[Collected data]
::::

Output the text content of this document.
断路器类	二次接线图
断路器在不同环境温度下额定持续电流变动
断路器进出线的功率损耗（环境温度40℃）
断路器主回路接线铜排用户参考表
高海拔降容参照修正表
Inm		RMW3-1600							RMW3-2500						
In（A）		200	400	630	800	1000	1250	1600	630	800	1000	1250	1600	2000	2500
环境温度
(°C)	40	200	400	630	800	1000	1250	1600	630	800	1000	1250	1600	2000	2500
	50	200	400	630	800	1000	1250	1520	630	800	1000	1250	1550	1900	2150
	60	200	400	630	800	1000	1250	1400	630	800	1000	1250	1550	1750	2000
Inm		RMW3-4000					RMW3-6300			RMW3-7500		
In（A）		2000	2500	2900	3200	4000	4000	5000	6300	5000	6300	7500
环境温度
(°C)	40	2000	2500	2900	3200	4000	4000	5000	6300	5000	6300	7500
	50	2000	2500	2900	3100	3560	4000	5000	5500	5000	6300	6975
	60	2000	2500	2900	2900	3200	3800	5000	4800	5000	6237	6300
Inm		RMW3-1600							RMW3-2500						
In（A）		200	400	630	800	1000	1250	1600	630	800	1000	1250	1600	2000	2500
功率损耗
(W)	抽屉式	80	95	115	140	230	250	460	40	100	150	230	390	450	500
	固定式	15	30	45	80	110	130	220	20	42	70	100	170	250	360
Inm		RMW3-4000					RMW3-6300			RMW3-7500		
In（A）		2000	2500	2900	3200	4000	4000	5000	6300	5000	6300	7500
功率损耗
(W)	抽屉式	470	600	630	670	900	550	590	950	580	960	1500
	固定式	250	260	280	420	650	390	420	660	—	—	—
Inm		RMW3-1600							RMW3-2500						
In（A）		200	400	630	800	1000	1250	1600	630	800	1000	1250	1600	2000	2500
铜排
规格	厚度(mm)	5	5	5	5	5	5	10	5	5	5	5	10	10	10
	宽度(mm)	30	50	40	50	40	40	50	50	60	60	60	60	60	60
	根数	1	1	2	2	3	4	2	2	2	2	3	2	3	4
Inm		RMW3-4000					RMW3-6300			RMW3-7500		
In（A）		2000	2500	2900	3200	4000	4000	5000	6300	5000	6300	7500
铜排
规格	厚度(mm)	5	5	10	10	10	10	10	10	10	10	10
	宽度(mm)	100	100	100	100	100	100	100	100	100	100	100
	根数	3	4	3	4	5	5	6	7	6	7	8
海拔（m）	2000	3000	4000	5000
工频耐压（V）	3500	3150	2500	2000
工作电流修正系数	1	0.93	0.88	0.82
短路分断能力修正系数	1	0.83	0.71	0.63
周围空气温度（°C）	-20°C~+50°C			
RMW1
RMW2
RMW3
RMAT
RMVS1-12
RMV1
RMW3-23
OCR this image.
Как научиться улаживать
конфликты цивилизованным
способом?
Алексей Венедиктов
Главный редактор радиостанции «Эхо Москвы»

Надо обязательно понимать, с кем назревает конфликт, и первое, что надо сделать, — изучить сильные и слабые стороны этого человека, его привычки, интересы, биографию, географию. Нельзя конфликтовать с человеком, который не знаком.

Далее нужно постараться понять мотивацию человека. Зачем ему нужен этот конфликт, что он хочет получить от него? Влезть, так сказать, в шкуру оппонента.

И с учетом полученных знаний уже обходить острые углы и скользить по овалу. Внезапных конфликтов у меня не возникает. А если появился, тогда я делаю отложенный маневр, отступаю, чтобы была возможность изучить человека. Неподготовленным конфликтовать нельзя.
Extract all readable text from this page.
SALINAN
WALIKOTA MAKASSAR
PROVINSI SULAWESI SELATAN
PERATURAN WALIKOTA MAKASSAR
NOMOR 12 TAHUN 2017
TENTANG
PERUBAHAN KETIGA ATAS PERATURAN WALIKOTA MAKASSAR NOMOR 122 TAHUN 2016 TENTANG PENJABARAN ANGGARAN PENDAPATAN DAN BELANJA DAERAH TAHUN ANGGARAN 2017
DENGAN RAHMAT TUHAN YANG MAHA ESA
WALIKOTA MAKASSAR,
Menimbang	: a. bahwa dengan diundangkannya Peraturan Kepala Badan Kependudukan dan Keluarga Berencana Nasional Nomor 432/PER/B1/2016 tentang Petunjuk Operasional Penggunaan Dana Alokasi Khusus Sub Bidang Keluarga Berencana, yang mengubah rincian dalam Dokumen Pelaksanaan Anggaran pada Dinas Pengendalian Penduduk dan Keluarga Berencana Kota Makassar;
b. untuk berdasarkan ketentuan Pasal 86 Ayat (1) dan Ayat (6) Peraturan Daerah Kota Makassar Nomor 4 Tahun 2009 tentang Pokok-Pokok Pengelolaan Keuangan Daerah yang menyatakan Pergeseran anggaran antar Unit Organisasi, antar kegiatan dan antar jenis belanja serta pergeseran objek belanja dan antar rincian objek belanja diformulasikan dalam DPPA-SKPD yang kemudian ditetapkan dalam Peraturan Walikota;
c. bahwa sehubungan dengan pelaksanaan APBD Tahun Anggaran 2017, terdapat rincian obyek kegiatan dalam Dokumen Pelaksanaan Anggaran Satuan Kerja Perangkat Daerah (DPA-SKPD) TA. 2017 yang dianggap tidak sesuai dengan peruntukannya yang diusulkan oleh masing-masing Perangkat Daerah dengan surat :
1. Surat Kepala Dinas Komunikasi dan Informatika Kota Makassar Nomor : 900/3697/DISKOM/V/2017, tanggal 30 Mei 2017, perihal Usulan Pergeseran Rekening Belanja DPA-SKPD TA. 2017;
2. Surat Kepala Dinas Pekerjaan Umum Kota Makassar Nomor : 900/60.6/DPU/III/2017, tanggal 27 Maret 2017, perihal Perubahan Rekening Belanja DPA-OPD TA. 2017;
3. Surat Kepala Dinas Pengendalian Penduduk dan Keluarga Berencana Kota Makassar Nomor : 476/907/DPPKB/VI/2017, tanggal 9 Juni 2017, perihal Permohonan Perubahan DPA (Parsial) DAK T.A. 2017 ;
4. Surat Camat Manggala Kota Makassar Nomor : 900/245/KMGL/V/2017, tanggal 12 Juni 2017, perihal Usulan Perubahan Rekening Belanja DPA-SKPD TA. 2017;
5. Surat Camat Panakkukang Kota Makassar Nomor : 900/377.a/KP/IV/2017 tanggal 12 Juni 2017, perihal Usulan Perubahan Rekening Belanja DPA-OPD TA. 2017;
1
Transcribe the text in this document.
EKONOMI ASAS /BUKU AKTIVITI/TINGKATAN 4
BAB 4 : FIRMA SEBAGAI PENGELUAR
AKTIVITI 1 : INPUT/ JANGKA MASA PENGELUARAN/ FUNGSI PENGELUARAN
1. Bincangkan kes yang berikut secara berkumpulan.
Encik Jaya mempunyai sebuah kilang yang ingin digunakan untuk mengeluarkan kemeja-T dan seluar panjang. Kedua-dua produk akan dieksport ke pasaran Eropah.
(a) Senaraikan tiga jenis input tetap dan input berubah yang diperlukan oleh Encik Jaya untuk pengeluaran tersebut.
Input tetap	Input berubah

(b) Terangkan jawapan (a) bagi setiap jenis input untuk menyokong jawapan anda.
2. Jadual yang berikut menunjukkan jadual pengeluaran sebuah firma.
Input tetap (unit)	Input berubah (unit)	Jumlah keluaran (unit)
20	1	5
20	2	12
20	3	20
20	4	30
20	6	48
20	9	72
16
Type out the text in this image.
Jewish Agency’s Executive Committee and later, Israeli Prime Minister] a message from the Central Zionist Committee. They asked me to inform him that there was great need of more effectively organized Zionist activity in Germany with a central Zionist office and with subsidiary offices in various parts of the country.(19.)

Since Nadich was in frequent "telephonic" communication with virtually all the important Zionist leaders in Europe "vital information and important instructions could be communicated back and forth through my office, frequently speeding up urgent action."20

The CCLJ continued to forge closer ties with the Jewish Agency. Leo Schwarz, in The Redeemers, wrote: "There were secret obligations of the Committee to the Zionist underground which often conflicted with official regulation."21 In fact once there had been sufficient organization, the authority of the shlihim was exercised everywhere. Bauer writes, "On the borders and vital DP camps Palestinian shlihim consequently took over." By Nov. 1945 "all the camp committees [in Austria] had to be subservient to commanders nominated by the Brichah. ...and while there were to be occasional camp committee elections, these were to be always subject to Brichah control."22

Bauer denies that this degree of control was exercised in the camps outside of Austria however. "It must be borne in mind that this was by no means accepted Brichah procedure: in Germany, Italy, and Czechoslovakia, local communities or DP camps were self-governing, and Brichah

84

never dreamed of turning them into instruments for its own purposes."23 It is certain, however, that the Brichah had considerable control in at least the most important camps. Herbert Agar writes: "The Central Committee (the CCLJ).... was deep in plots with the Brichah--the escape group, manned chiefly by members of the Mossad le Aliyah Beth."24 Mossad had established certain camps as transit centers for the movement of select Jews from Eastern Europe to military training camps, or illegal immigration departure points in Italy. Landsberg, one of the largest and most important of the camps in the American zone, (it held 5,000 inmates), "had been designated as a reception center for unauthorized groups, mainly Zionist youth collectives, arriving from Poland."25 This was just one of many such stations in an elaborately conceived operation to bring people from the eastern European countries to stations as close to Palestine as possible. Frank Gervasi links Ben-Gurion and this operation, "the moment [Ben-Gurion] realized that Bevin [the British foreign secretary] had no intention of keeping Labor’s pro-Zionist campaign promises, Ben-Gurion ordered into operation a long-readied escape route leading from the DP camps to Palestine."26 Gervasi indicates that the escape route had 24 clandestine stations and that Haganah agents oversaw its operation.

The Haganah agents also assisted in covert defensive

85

::::

→ Work to do
Work through the records line by line and tally those holding "jenis". Reply with the number alone.

→ Reply to the task
3